* _Work required_: Search the records for the string "remove" and copy every line where it turns up.

* _Supplied material_:
>>>
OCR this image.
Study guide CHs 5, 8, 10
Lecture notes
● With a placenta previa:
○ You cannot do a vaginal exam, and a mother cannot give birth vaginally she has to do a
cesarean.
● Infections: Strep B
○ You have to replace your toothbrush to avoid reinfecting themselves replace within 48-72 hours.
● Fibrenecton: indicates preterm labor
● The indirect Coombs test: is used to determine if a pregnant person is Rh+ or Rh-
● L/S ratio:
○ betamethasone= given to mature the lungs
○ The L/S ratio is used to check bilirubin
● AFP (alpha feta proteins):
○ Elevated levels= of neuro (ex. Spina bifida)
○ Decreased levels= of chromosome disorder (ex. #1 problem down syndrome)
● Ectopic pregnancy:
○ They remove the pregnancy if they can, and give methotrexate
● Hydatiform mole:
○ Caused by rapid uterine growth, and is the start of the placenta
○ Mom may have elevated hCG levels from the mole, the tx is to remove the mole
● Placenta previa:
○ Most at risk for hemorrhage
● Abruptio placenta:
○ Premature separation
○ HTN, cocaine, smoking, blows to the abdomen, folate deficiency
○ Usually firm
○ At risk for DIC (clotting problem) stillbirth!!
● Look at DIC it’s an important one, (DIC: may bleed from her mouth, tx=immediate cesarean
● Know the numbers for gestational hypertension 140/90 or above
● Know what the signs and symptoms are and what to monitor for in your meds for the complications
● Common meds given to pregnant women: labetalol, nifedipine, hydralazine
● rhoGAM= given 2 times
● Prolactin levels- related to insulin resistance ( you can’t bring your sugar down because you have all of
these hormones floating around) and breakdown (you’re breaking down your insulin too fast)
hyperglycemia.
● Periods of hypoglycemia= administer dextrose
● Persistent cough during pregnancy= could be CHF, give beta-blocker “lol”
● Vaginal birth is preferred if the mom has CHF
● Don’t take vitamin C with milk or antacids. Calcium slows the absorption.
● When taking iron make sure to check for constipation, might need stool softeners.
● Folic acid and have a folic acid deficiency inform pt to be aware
<<<
* _Task result_:
○ They remove the pregnancy if they can, and give methotrexate
○ Mom may have elevated hCG levels from the mole, the tx is to remove the mole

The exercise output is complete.